Write out all of the data without omission, exactly as shown.

[BEGIN]

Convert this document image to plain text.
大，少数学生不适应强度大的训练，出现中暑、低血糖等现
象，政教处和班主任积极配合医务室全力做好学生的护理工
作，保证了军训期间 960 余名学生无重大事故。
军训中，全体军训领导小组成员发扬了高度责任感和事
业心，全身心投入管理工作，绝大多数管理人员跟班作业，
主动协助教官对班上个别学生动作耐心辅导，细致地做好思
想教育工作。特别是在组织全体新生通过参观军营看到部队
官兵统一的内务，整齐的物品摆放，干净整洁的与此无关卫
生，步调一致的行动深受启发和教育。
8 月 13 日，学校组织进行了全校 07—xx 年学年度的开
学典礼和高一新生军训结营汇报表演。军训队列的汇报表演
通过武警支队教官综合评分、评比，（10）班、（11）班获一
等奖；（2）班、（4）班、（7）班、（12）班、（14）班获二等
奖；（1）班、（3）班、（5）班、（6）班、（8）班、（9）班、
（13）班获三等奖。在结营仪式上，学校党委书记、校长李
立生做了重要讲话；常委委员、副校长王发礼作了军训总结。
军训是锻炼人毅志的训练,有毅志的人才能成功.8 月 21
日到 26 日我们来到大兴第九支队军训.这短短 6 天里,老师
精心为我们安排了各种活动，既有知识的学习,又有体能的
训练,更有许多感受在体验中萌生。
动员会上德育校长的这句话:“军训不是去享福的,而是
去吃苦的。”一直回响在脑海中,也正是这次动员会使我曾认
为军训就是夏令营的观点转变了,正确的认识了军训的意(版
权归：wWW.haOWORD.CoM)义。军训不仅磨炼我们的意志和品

[END]

*Task result*
Convert this document image to plain text.
大，少数学生不适应强度大的训练，出现中暑、低血糖等现
象，政教处和班主任积极配合医务室全力做好学生的护理工
作，保证了军训期间 960 余名学生无重大事故。
军训中，全体军训领导小组成员发扬了高度责任感和事
业心，全身心投入管理工作，绝大多数管理人员跟班作业，
主动协助教官对班上个别学生动作耐心辅导，细致地做好思
想教育工作。特别是在组织全体新生通过参观军营看到部队
官兵统一的内务，整齐的物品摆放，干净整洁的与此无关卫
生，步调一致的行动深受启发和教育。
8 月 13 日，学校组织进行了全校 07—xx 年学年度的开
学典礼和高一新生军训结营汇报表演。军训队列的汇报表演
通过武警支队教官综合评分、评比，（10）班、（11）班获一
等奖；（2）班、（4）班、（7）班、（12）班、（14）班获二等
奖；（1）班、（3）班、（5）班、（6）班、（8）班、（9）班、
（13）班获三等奖。在结营仪式上，学校党委书记、校长李
立生做了重要讲话；常委委员、副校长王发礼作了军训总结。
军训是锻炼人毅志的训练,有毅志的人才能成功.8 月 21
日到 26 日我们来到大兴第九支队军训.这短短 6 天里,老师
精心为我们安排了各种活动，既有知识的学习,又有体能的
训练,更有许多感受在体验中萌生。
动员会上德育校长的这句话:“军训不是去享福的,而是
去吃苦的。”一直回响在脑海中,也正是这次动员会使我曾认
为军训就是夏令营的观点转变了,正确的认识了军训的意(版
权归：wWW.haOWORD.CoM)义。军训不仅磨炼我们的意志和品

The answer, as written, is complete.